— Start of Records —

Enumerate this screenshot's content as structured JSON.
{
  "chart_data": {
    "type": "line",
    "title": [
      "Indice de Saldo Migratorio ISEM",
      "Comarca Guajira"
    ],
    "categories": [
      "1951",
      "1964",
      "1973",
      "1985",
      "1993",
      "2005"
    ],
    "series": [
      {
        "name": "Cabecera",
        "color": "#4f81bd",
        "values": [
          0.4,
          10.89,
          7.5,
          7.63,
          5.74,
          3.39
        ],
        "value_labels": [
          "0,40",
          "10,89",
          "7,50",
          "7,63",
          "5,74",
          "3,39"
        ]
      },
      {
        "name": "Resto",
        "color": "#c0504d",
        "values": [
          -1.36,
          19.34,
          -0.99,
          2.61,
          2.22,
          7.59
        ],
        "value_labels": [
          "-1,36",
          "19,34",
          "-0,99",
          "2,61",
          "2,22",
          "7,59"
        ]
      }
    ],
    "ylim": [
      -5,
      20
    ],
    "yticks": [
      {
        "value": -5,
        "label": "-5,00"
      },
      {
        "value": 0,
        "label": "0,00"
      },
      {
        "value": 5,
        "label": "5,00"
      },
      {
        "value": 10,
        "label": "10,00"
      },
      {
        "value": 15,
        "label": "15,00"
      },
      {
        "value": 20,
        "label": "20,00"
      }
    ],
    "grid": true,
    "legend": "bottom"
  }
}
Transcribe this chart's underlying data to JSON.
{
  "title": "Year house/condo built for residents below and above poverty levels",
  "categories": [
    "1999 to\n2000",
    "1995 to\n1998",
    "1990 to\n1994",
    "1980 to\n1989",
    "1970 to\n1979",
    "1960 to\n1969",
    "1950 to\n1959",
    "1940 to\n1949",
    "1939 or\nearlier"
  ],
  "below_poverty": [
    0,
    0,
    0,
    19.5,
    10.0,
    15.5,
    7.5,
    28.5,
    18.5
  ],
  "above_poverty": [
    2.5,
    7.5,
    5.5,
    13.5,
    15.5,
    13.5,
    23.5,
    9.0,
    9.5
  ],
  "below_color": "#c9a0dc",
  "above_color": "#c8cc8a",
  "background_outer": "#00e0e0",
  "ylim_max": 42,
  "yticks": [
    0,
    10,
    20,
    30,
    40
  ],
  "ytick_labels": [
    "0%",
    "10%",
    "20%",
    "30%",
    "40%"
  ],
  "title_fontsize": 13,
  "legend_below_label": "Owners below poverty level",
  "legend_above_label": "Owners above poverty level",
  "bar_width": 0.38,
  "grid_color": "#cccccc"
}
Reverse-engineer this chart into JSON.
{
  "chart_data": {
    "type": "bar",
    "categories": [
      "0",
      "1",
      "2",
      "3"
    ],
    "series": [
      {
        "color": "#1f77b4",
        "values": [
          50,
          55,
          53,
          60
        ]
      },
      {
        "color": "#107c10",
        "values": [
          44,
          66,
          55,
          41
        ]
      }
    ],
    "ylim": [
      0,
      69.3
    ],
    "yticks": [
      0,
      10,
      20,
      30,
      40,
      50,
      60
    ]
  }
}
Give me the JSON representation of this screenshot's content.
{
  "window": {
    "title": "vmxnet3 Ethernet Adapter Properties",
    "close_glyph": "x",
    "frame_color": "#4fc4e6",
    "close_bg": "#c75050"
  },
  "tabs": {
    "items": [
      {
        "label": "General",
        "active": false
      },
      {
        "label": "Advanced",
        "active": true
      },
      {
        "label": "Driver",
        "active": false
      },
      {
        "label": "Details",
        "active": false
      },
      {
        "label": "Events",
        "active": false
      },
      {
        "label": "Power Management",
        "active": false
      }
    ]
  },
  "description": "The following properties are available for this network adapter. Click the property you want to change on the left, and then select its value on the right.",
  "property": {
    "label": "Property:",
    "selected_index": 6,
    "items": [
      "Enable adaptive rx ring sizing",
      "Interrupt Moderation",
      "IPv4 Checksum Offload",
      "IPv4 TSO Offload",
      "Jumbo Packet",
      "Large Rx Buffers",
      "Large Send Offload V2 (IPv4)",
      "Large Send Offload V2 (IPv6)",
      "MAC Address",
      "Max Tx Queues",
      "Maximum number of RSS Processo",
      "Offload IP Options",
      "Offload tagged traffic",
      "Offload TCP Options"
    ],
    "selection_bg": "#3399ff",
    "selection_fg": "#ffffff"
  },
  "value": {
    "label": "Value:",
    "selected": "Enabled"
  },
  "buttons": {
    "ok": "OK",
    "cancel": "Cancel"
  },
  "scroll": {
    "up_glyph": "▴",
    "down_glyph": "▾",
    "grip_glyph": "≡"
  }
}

— End of Records —

* **What is expected**: Extract all the material, leaving every line as it is.

* **Exercise output**:
Enumerate this screenshot's content as structured JSON.
{
  "chart_data": {
    "type": "line",
    "title": [
      "Indice de Saldo Migratorio ISEM",
      "Comarca Guajira"
    ],
    "categories": [
      "1951",
      "1964",
      "1973",
      "1985",
      "1993",
      "2005"
    ],
    "series": [
      {
        "name": "Cabecera",
        "color": "#4f81bd",
        "values": [
          0.4,
          10.89,
          7.5,
          7.63,
          5.74,
          3.39
        ],
        "value_labels": [
          "0,40",
          "10,89",
          "7,50",
          "7,63",
          "5,74",
          "3,39"
        ]
      },
      {
        "name": "Resto",
        "color": "#c0504d",
        "values": [
          -1.36,
          19.34,
          -0.99,
          2.61,
          2.22,
          7.59
        ],
        "value_labels": [
          "-1,36",
          "19,34",
          "-0,99",
          "2,61",
          "2,22",
          "7,59"
        ]
      }
    ],
    "ylim": [
      -5,
      20
    ],
    "yticks": [
      {
        "value": -5,
        "label": "-5,00"
      },
      {
        "value": 0,
        "label": "0,00"
      },
      {
        "value": 5,
        "label": "5,00"
      },
      {
        "value": 10,
        "label": "10,00"
      },
      {
        "value": 15,
        "label": "15,00"
      },
      {
        "value": 20,
        "label": "20,00"
      }
    ],
    "grid": true,
    "legend": "bottom"
  }
}
Transcribe this chart's underlying data to JSON.
{
  "title": "Year house/condo built for residents below and above poverty levels",
  "categories": [
    "1999 to\n2000",
    "1995 to\n1998",
    "1990 to\n1994",
    "1980 to\n1989",
    "1970 to\n1979",
    "1960 to\n1969",
    "1950 to\n1959",
    "1940 to\n1949",
    "1939 or\nearlier"
  ],
  "below_poverty": [
    0,
    0,
    0,
    19.5,
    10.0,
    15.5,
    7.5,
    28.5,
    18.5
  ],
  "above_poverty": [
    2.5,
    7.5,
    5.5,
    13.5,
    15.5,
    13.5,
    23.5,
    9.0,
    9.5
  ],
  "below_color": "#c9a0dc",
  "above_color": "#c8cc8a",
  "background_outer": "#00e0e0",
  "ylim_max": 42,
  "yticks": [
    0,
    10,
    20,
    30,
    40
  ],
  "ytick_labels": [
    "0%",
    "10%",
    "20%",
    "30%",
    "40%"
  ],
  "title_fontsize": 13,
  "legend_below_label": "Owners below poverty level",
  "legend_above_label": "Owners above poverty level",
  "bar_width": 0.38,
  "grid_color": "#cccccc"
}
Reverse-engineer this chart into JSON.
{
  "chart_data": {
    "type": "bar",
    "categories": [
      "0",
      "1",
      "2",
      "3"
    ],
    "series": [
      {
        "color": "#1f77b4",
        "values": [
          50,
          55,
          53,
          60
        ]
      },
      {
        "color": "#107c10",
        "values": [
          44,
          66,
          55,
          41
        ]
      }
    ],
    "ylim": [
      0,
      69.3
    ],
    "yticks": [
      0,
      10,
      20,
      30,
      40,
      50,
      60
    ]
  }
}
Give me the JSON representation of this screenshot's content.
{
  "window": {
    "title": "vmxnet3 Ethernet Adapter Properties",
    "close_glyph": "x",
    "frame_color": "#4fc4e6",
    "close_bg": "#c75050"
  },
  "tabs": {
    "items": [
      {
        "label": "General",
        "active": false
      },
      {
        "label": "Advanced",
        "active": true
      },
      {
        "label": "Driver",
        "active": false
      },
      {
        "label": "Details",
        "active": false
      },
      {
        "label": "Events",
        "active": false
      },
      {
        "label": "Power Management",
        "active": false
      }
    ]
  },
  "description": "The following properties are available for this network adapter. Click the property you want to change on the left, and then select its value on the right.",
  "property": {
    "label": "Property:",
    "selected_index": 6,
    "items": [
      "Enable adaptive rx ring sizing",
      "Interrupt Moderation",
      "IPv4 Checksum Offload",
      "IPv4 TSO Offload",
      "Jumbo Packet",
      "Large Rx Buffers",
      "Large Send Offload V2 (IPv4)",
      "Large Send Offload V2 (IPv6)",
      "MAC Address",
      "Max Tx Queues",
      "Maximum number of RSS Processo",
      "Offload IP Options",
      "Offload tagged traffic",
      "Offload TCP Options"
    ],
    "selection_bg": "#3399ff",
    "selection_fg": "#ffffff"
  },
  "value": {
    "label": "Value:",
    "selected": "Enabled"
  },
  "buttons": {
    "ok": "OK",
    "cancel": "Cancel"
  },
  "scroll": {
    "up_glyph": "▴",
    "down_glyph": "▾",
    "grip_glyph": "≡"
  }
}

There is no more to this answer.